### [Fragmento seleccionado]
<<<<

Pronto me acostumbré a reducir el equipaje aunque, obviamente, nunca prescindo de una buena guía y en mi mochila siempre hay algún libro más. Así puedo usar el transporte público o alquilar una bicicleta, en lugar de un coche de maletero enorme. Eso me ha enseñado también a ser flexible. Ya no viajo con un programa inverosímil que me obligue a pasar muy rápidamente por muchos lugares, sino que prefiero estar en unos pocos el tiempo necesario. Aunque un avión me haga ganar horas, tomo un tren que me permita disfrutar del paisaje y reducir mi huella de carbono. Imagino que mis padres nunca llegaron a oír hablar de ese concepto.
Huyo de las franquicias y cadenas de restauración. Me encantan las sorpresas de toda índole que me reservan los restaurantes, cantinas o chiringuitos particulares. Suelo llevarme algún pequeño recuerdo de cada lugar, un libro o una pieza de artesanía, asegurándome siempre de su auténtica procedencia. Una vez piqué con un pañuelo peruano para bailar la marinera, sin leer la etiqueta que decía made in China.
Desconfío de los santuarios de animales que cobran por fotografiarse junto a ejemplares de especies protegidas y trato de cooperar como voluntaria en proyectos de la zona. Si me lo puedo permitir hago contribuciones a entidades de reputación comprobada y evito las donaciones personales. Es una pena que las primeras palabras en inglés o francés que aprenden algunos niños sean give me o donnez moi. Tampoco quiero generar conflictos, porque ya he visto peleas por lápices de colores o una camiseta de la selección. A veces la buena intención no basta.
Reconozco que quizá sea excesiva la cantidad de fotos que tomo y comparto en redes, pero quiero creer que así ayudo a los demás con mis experiencias. Eso sí, me inclino por los paisajes, la arquitectura y los objetos. Nunca centro la imagen en personas a las que no haya pedido previamente permiso. Me hartan las publicaciones en las que niños, ancianos o cualquier persona con atuendo pintoresco son fotografiados como una atracción de feria.

>>>>

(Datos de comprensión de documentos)
<<<<

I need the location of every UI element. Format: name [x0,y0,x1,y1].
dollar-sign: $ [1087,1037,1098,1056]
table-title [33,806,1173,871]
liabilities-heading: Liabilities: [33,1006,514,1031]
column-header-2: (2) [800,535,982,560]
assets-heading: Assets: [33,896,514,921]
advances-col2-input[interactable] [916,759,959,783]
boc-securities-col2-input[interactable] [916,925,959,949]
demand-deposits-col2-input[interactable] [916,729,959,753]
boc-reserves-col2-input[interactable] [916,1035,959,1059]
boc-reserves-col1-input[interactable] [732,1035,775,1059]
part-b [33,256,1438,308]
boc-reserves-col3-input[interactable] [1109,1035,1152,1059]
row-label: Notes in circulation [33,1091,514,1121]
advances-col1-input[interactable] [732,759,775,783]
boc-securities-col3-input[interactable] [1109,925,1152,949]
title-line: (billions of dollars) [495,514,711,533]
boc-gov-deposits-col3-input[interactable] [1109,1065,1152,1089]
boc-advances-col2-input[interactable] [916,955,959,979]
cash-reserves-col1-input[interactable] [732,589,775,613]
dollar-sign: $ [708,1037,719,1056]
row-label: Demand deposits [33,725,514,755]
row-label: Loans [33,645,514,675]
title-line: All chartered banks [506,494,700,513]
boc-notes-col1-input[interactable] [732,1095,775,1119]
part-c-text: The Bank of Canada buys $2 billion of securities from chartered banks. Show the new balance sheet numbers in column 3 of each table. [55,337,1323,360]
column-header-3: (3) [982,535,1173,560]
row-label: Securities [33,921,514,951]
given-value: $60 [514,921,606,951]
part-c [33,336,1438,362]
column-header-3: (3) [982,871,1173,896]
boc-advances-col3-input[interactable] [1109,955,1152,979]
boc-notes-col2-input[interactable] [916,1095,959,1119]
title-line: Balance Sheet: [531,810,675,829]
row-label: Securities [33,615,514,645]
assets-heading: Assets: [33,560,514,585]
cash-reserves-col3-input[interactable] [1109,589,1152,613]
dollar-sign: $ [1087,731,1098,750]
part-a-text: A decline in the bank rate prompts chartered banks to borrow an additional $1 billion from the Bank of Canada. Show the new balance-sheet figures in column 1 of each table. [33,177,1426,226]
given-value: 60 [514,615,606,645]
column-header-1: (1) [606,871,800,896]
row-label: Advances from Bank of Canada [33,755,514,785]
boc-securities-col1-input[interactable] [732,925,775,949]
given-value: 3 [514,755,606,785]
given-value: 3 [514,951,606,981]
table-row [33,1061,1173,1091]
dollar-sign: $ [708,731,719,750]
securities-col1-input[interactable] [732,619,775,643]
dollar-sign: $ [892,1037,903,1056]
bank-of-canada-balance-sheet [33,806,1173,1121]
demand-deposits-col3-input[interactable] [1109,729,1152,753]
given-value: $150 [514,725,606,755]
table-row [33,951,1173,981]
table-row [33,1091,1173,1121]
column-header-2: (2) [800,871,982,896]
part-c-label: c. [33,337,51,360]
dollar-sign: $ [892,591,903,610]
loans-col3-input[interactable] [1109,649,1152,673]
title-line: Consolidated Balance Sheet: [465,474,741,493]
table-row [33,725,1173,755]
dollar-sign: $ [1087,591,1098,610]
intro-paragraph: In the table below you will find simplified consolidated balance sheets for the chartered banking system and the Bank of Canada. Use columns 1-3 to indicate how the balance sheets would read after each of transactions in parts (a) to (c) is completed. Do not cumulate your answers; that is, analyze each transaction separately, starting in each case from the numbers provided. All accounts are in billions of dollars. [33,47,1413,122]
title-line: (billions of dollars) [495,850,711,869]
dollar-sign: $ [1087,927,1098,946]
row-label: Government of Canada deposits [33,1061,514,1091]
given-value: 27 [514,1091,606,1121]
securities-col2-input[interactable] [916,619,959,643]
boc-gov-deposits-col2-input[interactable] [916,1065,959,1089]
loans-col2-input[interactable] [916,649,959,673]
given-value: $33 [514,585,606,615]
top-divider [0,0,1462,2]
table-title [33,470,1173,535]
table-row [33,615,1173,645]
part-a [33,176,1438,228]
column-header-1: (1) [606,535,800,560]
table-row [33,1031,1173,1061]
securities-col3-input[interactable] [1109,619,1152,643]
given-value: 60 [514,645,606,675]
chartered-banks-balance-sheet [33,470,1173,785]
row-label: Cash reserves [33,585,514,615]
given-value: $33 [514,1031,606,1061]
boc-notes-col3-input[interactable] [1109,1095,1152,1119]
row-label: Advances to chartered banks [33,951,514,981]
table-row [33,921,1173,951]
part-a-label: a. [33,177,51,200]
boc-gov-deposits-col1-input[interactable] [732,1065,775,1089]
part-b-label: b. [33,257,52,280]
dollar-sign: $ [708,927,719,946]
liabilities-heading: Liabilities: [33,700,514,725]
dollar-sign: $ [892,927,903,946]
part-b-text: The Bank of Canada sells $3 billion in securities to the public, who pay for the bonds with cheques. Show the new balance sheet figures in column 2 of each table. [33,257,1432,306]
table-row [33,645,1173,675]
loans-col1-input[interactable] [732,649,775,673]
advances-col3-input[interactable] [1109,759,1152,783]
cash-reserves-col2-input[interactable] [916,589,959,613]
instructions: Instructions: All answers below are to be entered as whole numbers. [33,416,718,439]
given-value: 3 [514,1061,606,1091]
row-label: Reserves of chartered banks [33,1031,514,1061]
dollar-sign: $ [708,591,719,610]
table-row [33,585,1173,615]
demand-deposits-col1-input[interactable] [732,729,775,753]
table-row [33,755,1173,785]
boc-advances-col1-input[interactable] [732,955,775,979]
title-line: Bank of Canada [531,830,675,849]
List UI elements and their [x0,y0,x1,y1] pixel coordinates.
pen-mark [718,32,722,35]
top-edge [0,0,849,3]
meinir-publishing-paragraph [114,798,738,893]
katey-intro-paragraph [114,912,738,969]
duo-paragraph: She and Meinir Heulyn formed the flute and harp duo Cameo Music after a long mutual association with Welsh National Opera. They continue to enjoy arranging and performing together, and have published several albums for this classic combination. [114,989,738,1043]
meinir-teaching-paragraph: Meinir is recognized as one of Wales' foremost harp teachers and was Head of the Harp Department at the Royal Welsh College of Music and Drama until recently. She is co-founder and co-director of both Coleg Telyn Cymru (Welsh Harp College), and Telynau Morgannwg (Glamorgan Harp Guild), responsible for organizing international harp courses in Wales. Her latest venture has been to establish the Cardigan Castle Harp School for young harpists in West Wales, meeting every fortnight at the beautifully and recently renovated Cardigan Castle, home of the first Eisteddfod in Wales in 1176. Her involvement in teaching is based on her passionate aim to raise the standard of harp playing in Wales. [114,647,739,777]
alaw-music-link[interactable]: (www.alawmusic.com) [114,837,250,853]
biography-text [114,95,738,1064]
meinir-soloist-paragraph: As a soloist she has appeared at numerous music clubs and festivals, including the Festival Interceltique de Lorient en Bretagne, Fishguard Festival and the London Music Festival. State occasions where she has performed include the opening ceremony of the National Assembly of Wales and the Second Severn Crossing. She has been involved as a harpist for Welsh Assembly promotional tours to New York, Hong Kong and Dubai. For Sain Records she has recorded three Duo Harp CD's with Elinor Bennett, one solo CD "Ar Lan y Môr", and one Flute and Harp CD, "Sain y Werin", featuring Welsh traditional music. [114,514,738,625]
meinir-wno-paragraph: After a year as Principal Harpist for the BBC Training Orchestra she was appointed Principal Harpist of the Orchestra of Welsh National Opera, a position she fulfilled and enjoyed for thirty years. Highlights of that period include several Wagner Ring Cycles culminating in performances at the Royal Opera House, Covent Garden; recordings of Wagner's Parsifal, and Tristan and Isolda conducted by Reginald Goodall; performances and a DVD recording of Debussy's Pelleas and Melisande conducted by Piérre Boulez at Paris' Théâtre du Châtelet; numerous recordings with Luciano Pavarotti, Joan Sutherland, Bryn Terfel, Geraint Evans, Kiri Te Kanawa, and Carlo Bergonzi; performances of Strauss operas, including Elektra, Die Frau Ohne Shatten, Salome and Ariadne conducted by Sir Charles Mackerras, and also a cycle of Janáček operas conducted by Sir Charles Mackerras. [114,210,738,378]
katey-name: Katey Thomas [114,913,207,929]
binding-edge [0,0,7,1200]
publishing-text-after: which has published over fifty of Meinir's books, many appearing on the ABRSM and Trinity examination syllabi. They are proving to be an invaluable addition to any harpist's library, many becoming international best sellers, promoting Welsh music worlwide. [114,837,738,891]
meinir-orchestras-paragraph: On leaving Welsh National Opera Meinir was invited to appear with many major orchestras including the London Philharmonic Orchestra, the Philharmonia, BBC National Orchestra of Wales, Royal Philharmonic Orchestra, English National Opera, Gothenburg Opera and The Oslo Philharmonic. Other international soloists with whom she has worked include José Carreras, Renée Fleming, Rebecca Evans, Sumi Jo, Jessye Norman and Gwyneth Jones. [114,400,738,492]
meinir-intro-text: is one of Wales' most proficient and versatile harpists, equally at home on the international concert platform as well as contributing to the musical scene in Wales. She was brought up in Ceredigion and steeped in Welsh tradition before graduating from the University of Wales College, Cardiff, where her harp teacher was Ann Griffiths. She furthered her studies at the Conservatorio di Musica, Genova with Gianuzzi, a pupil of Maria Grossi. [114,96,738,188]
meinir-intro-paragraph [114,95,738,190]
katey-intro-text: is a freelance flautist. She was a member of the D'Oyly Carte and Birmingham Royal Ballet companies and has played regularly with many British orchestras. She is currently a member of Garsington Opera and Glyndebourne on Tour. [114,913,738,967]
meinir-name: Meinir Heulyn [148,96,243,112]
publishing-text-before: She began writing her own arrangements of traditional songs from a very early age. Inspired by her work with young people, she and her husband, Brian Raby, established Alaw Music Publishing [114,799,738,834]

>>>>

### [Lista de tareas]
**1)** Cita sin cambios el tramo del texto sobre viajar de forma responsable que comienza en las palabras "Huyo de las" y acaba después de "made in China.".
**2)** Según el texto sobre viajar de forma responsable, ¿qué decía la etiqueta del pañuelo peruano para bailar la marinera?
**3)** Prosigue el texto sobre viajar de forma responsable a partir de su última oración.

### [Respuestas por tarea]
**1)**
Huyo de las franquicias y cadenas de restauración. Me encantan las sorpresas de toda índole que me reservan los restaurantes, cantinas o chiringuitos particulares. Suelo llevarme algún pequeño recuerdo de cada lugar, un libro o una pieza de artesanía, asegurándome siempre de su auténtica procedencia. Una vez piqué con un pañuelo peruano para bailar la marinera, sin leer la etiqueta que decía made in China.

**2)** Decía made in China.

**3)**
Eso me recuerda una de las primeras fotos del álbum de mis padres.
La tomó mi madre con una Viking prestada durante aquel viaje a Canarias, concretamente en Tenerife. Después de almorzar querían completar un sendero que discurría por terreno algo abrupto. Un viejo cabrero y su nieto, casi un niño, se ofrecieron a acompañarlos para indicarles la mejor ruta. Mis padres esperaban regresar con buena luz, así que declinaron la oferta porque sospechaban que un viejo y un crío supondrían más estorbo que ayuda.
A mitad de trayecto se detuvieron a descansar a la sombra de una oquedad. Mi madre encuadraba el perfil oscuro del Teide cuando vio dos siluetas recortadas sobre un risco. Sin pensarlo, disparó y tomó la foto. Reconocieron al cabrero y al muchacho, que saludaban agitando sus sombreros. Luego enristraron sendas pértigas terminadas en un regatón metálico que relucía al sol y, ayudándose de ellas para ejecutar ágiles y precisos saltos, se alejaron salvando los caprichos de la orografía volcánica.
Mis padres se habían sentido avergonzados. Cuando al anochecer volvieron a encontrarse con el anciano y el chico, se invitaron mutuamente a unos vinos dulces y escucharon la historia y mañas del salto del pastor, un arte casi perdido de los pastores aborígenes que algunos ancianos todavía practicaban.
En el fondo me reconforta saber que también ellos fueron víctimas de la arrogancia propia de la juventud inexperta. A partir de aquel día, siempre tuvieron una máxima que yo terminaría adoptando para los viajes y la vida.
Escucha, respeta y aprende.
Creo que mis padres estarían orgullosos. La lección que ellos recibieron de un cabrero y su nieto me caló desde la primera vez que me contaron aquella historia.
Empezó, sin yo saberlo aún, a hacer de mí una viajera y no una turista.